Dataset excerpt:

==============================

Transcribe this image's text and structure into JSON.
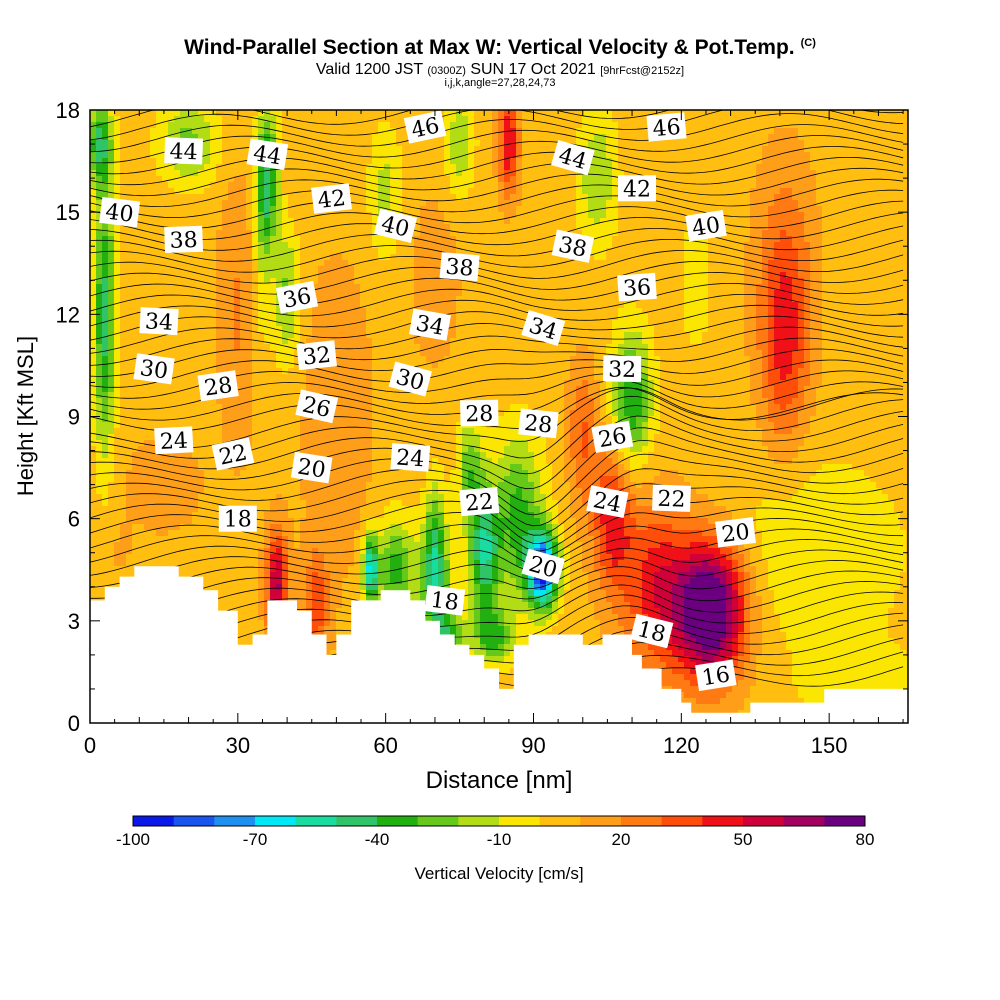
{
  "chart_data": {
    "type": "heatmap",
    "title": "Wind-Parallel Section at Max W: Vertical Velocity & Pot.Temp.",
    "title_tag": "(C)",
    "subtitle": {
      "valid": "Valid 1200 JST",
      "utc": "(0300Z)",
      "date": "SUN 17 Oct 2021",
      "forecast": "[9hrFcst@2152z]"
    },
    "indices": "i,j,k,angle=27,28,24,73",
    "xlabel": "Distance [nm]",
    "ylabel": "Height [Kft MSL]",
    "xlim": [
      0,
      166
    ],
    "ylim": [
      0,
      18
    ],
    "x_ticks": [
      0,
      30,
      60,
      90,
      120,
      150
    ],
    "y_ticks": [
      0,
      3,
      6,
      9,
      12,
      15,
      18
    ],
    "colorbar": {
      "label": "Vertical Velocity [cm/s]",
      "tick_labels": [
        -100,
        -70,
        -40,
        -10,
        20,
        50,
        80
      ],
      "levels": [
        -100,
        -90,
        -80,
        -70,
        -60,
        -50,
        -40,
        -30,
        -20,
        -10,
        0,
        10,
        20,
        30,
        40,
        50,
        60,
        70,
        80
      ],
      "colors": [
        "#0a18e8",
        "#1a55f0",
        "#1e90f0",
        "#00e8f5",
        "#18dca0",
        "#30c468",
        "#22b010",
        "#66c818",
        "#b2dc14",
        "#fae600",
        "#ffbe10",
        "#ff9e18",
        "#ff7a12",
        "#ff4e0a",
        "#f01018",
        "#d00038",
        "#a20060",
        "#6a0080"
      ]
    },
    "theta_contour_labels": [
      {
        "value": "46",
        "x": 68,
        "y": 17.5
      },
      {
        "value": "46",
        "x": 117,
        "y": 17.5
      },
      {
        "value": "44",
        "x": 19,
        "y": 16.8
      },
      {
        "value": "44",
        "x": 36,
        "y": 16.7
      },
      {
        "value": "44",
        "x": 98,
        "y": 16.6
      },
      {
        "value": "42",
        "x": 49,
        "y": 15.4
      },
      {
        "value": "42",
        "x": 111,
        "y": 15.7
      },
      {
        "value": "40",
        "x": 6,
        "y": 15.0
      },
      {
        "value": "40",
        "x": 62,
        "y": 14.6
      },
      {
        "value": "40",
        "x": 125,
        "y": 14.6
      },
      {
        "value": "38",
        "x": 19,
        "y": 14.2
      },
      {
        "value": "38",
        "x": 75,
        "y": 13.4
      },
      {
        "value": "38",
        "x": 98,
        "y": 14.0
      },
      {
        "value": "36",
        "x": 42,
        "y": 12.5
      },
      {
        "value": "36",
        "x": 111,
        "y": 12.8
      },
      {
        "value": "34",
        "x": 14,
        "y": 11.8
      },
      {
        "value": "34",
        "x": 69,
        "y": 11.7
      },
      {
        "value": "34",
        "x": 92,
        "y": 11.6
      },
      {
        "value": "32",
        "x": 46,
        "y": 10.8
      },
      {
        "value": "32",
        "x": 108,
        "y": 10.4
      },
      {
        "value": "30",
        "x": 13,
        "y": 10.4
      },
      {
        "value": "30",
        "x": 65,
        "y": 10.1
      },
      {
        "value": "28",
        "x": 26,
        "y": 9.9
      },
      {
        "value": "28",
        "x": 79,
        "y": 9.1
      },
      {
        "value": "28",
        "x": 91,
        "y": 8.8
      },
      {
        "value": "26",
        "x": 46,
        "y": 9.3
      },
      {
        "value": "26",
        "x": 106,
        "y": 8.4
      },
      {
        "value": "24",
        "x": 17,
        "y": 8.3
      },
      {
        "value": "24",
        "x": 65,
        "y": 7.8
      },
      {
        "value": "24",
        "x": 105,
        "y": 6.5
      },
      {
        "value": "22",
        "x": 29,
        "y": 7.9
      },
      {
        "value": "22",
        "x": 79,
        "y": 6.5
      },
      {
        "value": "22",
        "x": 118,
        "y": 6.6
      },
      {
        "value": "20",
        "x": 45,
        "y": 7.5
      },
      {
        "value": "20",
        "x": 92,
        "y": 4.6
      },
      {
        "value": "20",
        "x": 131,
        "y": 5.6
      },
      {
        "value": "18",
        "x": 30,
        "y": 6.0
      },
      {
        "value": "18",
        "x": 72,
        "y": 3.6
      },
      {
        "value": "18",
        "x": 114,
        "y": 2.7
      },
      {
        "value": "16",
        "x": 127,
        "y": 1.4
      }
    ],
    "terrain_profile": {
      "x": [
        0,
        3,
        3,
        6,
        6,
        9,
        9,
        18,
        18,
        23,
        23,
        26,
        26,
        30,
        30,
        33,
        33,
        36,
        36,
        42,
        42,
        45,
        45,
        48,
        48,
        50,
        50,
        53,
        53,
        59,
        59,
        65,
        65,
        68,
        68,
        71,
        71,
        74,
        74,
        77,
        77,
        80,
        80,
        83,
        83,
        86,
        86,
        89,
        89,
        100,
        100,
        104,
        104,
        110,
        110,
        112,
        112,
        116,
        116,
        120,
        120,
        122,
        122,
        125,
        125,
        134,
        134,
        146,
        146,
        149,
        149,
        152,
        152,
        166
      ],
      "y": [
        3.6,
        3.6,
        4.0,
        4.0,
        4.3,
        4.3,
        4.6,
        4.6,
        4.3,
        4.3,
        3.9,
        3.9,
        3.3,
        3.3,
        2.3,
        2.3,
        2.6,
        2.6,
        3.6,
        3.6,
        3.3,
        3.3,
        2.6,
        2.6,
        2.0,
        2.0,
        2.6,
        2.6,
        3.6,
        3.6,
        3.9,
        3.9,
        3.6,
        3.6,
        3.0,
        3.0,
        2.6,
        2.6,
        2.3,
        2.3,
        2.0,
        2.0,
        1.6,
        1.6,
        1.0,
        1.0,
        2.3,
        2.3,
        2.6,
        2.6,
        2.3,
        2.3,
        2.6,
        2.6,
        2.0,
        2.0,
        1.6,
        1.6,
        1.0,
        1.0,
        0.6,
        0.6,
        0.3,
        0.3,
        0.3,
        0.3,
        0.6,
        0.6,
        0.6,
        0.6,
        1.0,
        1.0,
        1.0,
        1.0
      ]
    }
  }
}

==============================

What you will do:
Identify the lines of the entries containing the string "Vertical". Copy each such line.

Correct result:
    "title": "Wind-Parallel Section at Max W: Vertical Velocity & Pot.Temp.",
      "label": "Vertical Velocity [cm/s]",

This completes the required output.